The exercise = Retype, word for word, the part of the pgpool patch email that opens with the words containing "Thanks for your" and closes with "generate patches (diff)".

[Cced to pgpool-hackers]

Brian,

Thanks for your contribution. I will look into the code. Also I would
like to hear from pgpool hackers's opinion if any.

If possible, it would be great if you could generate patches (diff)
against CVS HEAD. Also you should change pool_config.l, rather than
pool_config.c. Another request is, please provide documentation. You
can modify doc/pgpool-en.html.
--
Tatsuo Ishii
SRA OSS, Inc. Japan
English: http://www.sraoss.co.jp/index_en.php
Japanese: http://www.sraoss.co.jp

> Tatsuo
> 
> 
> 
> I would like to contribibution of a patch of a code change to support a 
> config change for the killing of all child processes rather than waiting for 
> disconnect.  The description of the rational and the code chnage are below 
> and attached.  Please let me know if this can be contributed or even better 
> avoided all together some how.
> 
> 
> 
> 
> 
> Cheers,
> 
> 
> 
> Brian
> 
> 
> 
> 
> 
> 
> 
> 
> 
> 
> 
> 
> 
> We changed the source files of Pgpool II 2.3.1 for the following two purposes:
>     1. To avoid the wait for the disconnection of all sessions at 2nd stage 
> of pgpool recovery.
>     2. To avoid the disconnection of active sessions at Primary node when the 
> secondary node stop communication with the primary pgpool.
> 
> 1. To avoid the wait for the disconnection of all sessions at 2nd stage of 
> pgpool recovery
> 
> With default implementation of Pgpool II 2.3.1, during recovery, at 2nd stage 
> pgpool waits for disconnection of all sessions.  But in 24x7 production 
> database, without stopping the application, it is difficult to ensure that no 
> connection will exist in the database and if there is a session connected in 
> the database, the recovery process will wait for its disconnection and if it 
> does not happen within a specific period then the recovery will fail.
> To avoid this recovery failure we added a parameter 
> 'kill_all_child_process_before_2nd_stage"

Listed records =
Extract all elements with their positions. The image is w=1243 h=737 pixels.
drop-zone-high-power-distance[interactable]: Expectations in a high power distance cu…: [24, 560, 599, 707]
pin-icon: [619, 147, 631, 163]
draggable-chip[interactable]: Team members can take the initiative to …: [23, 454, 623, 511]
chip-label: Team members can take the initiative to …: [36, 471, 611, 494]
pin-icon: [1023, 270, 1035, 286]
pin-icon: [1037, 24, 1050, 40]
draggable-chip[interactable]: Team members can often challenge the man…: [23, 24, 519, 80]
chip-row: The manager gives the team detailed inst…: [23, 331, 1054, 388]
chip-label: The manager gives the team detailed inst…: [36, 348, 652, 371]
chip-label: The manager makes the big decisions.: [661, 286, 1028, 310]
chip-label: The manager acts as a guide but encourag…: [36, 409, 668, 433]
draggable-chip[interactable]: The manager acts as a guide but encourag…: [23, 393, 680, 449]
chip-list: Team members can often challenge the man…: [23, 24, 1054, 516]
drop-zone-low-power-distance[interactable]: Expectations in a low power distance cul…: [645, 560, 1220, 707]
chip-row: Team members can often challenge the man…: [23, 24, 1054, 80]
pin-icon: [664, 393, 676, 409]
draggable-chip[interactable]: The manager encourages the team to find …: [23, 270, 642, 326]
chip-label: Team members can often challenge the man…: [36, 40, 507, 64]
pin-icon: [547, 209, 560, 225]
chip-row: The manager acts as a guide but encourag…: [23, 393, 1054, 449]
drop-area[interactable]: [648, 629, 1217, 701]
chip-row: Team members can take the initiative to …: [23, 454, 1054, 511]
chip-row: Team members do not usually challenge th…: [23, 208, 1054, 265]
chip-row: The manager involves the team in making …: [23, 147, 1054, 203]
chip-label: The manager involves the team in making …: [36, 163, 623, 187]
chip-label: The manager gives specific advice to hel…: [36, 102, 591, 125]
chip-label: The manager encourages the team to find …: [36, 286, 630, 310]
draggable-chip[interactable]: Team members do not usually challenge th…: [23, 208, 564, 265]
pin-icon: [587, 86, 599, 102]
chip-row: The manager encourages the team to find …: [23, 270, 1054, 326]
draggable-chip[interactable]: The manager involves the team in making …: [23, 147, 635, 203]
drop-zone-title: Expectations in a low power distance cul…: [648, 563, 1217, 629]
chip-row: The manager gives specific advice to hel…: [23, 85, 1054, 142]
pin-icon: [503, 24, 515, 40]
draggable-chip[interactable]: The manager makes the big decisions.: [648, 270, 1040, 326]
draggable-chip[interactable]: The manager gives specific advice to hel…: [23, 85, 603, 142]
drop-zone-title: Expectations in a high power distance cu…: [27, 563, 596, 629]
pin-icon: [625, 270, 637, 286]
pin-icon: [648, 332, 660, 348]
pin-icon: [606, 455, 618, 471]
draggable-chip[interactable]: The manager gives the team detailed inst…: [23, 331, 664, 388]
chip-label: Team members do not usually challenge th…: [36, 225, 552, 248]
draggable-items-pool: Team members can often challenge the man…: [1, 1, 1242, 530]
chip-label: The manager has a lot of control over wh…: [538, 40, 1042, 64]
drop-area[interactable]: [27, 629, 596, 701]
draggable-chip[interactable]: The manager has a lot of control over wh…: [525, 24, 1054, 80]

Result of this exercise =
Thanks for your contribution. I will look into the code. Also I would
like to hear from pgpool hackers's opinion if any.

If possible, it would be great if you could generate patches (diff)